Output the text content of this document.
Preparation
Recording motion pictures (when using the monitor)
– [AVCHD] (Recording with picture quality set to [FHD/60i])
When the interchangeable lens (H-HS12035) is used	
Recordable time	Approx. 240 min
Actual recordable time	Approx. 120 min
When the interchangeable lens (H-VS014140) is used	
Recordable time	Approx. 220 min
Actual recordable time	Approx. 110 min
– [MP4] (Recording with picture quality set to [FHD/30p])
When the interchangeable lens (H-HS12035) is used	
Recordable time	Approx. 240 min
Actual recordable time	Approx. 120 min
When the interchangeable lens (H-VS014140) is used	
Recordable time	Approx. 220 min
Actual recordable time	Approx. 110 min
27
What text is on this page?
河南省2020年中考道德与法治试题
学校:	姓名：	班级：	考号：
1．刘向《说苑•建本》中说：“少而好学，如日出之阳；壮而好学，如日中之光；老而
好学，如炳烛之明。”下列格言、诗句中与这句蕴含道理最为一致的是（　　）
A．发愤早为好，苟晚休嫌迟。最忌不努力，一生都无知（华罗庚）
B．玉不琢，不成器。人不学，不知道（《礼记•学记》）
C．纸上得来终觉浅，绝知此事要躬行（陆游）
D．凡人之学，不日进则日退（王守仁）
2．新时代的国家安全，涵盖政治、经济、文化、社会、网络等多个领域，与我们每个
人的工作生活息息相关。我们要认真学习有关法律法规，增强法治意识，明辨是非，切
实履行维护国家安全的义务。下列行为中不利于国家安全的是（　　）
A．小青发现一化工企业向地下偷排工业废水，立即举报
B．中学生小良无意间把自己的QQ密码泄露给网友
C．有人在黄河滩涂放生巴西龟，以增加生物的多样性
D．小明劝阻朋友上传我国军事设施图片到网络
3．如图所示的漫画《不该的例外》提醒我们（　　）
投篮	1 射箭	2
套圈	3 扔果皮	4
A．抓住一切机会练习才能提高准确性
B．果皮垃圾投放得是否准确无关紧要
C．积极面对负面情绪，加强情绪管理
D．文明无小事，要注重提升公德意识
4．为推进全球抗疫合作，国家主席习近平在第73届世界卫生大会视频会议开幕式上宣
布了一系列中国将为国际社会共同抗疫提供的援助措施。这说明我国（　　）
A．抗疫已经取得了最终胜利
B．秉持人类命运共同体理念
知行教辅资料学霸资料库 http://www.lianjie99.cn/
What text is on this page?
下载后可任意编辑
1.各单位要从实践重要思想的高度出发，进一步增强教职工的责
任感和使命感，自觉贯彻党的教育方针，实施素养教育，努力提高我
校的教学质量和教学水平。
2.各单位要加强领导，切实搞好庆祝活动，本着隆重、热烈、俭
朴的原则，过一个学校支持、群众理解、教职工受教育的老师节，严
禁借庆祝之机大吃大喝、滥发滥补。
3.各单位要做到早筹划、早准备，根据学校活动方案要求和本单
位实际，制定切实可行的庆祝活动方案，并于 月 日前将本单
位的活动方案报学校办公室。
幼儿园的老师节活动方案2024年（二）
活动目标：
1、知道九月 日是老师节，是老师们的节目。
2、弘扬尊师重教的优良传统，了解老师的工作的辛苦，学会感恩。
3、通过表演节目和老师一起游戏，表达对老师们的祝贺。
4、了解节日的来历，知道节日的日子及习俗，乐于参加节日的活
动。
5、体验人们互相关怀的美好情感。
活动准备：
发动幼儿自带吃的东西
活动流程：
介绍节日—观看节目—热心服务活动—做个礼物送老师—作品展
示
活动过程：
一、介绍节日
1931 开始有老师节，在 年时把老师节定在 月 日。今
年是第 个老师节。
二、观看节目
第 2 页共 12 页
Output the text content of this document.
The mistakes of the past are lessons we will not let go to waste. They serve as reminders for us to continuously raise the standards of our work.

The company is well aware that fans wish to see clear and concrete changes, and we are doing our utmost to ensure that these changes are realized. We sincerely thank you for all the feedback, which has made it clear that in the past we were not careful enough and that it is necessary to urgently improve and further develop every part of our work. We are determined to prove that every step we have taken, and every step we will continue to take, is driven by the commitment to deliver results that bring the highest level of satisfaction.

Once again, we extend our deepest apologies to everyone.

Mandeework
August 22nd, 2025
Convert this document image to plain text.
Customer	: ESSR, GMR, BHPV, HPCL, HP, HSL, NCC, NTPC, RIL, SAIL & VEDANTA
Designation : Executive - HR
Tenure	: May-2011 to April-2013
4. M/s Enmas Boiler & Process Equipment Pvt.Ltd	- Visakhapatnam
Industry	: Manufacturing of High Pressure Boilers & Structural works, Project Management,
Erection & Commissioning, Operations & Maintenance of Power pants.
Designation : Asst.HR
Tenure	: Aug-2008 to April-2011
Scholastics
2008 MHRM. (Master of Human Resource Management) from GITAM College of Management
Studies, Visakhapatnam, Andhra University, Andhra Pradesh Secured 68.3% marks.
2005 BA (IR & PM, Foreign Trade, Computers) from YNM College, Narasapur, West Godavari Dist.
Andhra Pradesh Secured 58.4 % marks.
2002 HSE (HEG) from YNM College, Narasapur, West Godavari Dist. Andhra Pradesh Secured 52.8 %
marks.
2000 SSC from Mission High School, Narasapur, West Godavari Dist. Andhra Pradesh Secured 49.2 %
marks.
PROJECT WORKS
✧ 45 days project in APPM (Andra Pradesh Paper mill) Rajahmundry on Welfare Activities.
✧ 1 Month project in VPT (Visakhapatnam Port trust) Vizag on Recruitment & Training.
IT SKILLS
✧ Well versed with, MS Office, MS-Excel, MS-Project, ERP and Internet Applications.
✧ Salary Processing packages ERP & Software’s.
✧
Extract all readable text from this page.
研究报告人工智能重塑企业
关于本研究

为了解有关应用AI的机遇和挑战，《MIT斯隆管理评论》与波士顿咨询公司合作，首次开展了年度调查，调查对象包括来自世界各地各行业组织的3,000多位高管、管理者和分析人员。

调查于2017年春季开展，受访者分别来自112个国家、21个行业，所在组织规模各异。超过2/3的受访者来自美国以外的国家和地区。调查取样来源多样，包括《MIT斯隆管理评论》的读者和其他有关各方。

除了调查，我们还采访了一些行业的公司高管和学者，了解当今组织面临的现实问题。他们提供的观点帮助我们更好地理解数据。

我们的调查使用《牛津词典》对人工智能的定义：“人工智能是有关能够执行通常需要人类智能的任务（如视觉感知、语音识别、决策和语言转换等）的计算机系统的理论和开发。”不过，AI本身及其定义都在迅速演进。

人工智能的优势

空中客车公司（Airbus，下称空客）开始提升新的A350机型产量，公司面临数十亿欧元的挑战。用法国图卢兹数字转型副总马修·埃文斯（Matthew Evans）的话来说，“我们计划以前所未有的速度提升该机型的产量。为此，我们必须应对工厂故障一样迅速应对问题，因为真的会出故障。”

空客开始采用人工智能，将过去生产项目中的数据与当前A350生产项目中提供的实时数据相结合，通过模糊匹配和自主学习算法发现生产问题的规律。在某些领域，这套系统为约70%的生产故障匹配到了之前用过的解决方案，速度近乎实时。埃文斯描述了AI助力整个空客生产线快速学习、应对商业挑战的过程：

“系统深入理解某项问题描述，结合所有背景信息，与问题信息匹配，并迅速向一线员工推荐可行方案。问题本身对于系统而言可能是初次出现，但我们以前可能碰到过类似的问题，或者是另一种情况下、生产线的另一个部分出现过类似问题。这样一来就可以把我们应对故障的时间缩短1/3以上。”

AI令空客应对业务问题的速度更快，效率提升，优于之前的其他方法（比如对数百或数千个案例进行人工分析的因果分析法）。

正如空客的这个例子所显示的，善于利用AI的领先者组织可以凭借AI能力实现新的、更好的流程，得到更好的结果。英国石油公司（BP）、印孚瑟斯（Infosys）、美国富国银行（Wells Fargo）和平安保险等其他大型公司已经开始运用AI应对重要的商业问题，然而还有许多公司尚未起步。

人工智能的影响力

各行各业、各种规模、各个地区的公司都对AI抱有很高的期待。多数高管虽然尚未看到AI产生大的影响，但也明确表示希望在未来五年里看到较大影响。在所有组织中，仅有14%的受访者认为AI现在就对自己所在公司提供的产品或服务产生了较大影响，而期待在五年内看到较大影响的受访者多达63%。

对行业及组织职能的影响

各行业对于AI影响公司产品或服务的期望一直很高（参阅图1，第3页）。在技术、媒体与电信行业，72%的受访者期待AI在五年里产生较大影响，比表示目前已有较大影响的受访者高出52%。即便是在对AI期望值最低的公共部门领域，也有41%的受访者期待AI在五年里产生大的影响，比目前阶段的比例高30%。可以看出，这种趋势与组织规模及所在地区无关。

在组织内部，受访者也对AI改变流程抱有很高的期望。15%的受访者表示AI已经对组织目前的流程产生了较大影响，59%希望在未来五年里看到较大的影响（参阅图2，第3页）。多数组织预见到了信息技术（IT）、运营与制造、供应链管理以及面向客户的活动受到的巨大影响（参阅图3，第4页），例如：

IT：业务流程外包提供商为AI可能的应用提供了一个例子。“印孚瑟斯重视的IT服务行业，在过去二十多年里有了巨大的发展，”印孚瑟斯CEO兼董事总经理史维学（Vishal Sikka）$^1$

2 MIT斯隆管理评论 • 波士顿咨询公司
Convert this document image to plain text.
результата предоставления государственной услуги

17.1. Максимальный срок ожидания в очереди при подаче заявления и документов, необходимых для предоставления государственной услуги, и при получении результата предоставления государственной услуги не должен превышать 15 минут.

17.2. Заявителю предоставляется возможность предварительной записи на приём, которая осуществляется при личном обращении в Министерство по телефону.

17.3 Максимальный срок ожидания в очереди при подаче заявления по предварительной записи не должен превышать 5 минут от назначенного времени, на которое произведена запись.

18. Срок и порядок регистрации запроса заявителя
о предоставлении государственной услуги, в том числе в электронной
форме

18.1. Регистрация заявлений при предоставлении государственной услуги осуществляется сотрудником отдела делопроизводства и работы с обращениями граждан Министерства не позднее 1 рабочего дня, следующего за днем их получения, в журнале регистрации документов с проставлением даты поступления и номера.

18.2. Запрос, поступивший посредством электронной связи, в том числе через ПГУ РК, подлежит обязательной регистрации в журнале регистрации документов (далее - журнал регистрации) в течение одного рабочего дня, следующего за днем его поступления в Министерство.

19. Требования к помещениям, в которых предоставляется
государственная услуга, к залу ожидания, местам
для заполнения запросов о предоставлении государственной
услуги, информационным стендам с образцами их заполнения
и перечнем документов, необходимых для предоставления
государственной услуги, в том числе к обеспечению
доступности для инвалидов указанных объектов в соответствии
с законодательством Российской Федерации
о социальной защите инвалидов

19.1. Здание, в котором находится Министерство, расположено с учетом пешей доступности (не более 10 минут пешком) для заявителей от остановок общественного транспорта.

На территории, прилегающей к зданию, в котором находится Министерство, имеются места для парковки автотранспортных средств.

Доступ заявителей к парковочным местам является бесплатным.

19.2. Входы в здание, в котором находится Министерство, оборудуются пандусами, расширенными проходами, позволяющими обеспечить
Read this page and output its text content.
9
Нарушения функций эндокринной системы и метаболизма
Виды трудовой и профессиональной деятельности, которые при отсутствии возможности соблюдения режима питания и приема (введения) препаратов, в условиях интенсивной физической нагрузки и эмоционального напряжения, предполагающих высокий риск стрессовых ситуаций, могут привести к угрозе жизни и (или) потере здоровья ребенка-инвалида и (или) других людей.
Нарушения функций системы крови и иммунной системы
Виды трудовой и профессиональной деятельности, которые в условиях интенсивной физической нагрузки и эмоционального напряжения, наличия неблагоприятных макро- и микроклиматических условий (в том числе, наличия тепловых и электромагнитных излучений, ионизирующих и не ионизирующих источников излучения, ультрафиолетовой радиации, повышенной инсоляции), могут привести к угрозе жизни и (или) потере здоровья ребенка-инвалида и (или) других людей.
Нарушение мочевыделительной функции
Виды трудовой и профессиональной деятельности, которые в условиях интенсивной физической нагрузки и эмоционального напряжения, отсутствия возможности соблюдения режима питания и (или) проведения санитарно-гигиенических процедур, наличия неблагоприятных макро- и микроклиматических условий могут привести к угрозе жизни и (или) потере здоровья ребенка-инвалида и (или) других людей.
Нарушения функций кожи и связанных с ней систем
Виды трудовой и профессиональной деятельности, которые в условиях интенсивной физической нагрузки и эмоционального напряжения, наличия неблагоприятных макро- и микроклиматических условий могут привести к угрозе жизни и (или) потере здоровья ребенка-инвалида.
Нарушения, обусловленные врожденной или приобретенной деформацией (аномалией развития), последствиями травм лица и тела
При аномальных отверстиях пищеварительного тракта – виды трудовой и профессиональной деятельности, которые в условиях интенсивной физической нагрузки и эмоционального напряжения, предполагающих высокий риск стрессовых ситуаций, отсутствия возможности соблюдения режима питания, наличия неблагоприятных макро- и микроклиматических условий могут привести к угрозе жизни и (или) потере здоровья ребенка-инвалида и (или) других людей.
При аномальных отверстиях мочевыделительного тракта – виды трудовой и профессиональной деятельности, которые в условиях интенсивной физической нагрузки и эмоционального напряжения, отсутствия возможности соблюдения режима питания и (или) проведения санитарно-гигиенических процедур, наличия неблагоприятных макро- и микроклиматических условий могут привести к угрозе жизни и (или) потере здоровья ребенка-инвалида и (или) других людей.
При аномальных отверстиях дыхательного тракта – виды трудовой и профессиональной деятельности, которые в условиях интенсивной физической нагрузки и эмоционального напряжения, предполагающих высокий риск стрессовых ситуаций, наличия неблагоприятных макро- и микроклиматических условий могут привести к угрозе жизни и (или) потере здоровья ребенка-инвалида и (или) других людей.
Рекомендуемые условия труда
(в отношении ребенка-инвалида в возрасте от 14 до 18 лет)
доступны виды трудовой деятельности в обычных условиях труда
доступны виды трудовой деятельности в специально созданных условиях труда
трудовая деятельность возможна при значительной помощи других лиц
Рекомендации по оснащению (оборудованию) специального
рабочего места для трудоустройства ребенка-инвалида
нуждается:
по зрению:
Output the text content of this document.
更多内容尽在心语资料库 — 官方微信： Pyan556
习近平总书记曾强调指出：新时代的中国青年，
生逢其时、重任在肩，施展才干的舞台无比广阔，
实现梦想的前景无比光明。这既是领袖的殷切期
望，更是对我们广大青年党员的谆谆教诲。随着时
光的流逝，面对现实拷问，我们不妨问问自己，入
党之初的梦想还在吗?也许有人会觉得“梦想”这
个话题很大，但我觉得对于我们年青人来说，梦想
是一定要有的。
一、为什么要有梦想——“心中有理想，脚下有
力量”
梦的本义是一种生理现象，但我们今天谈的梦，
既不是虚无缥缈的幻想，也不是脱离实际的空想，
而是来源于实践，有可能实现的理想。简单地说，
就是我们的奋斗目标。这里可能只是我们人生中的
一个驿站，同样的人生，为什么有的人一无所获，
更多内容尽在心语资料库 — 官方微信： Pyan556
※ ※ ※
Wherever the word "местам" occurs in a line of the listing, copy that line.

государственная услуга, к залу ожидания, местам
Доступ заявителей к парковочным местам является бесплатным.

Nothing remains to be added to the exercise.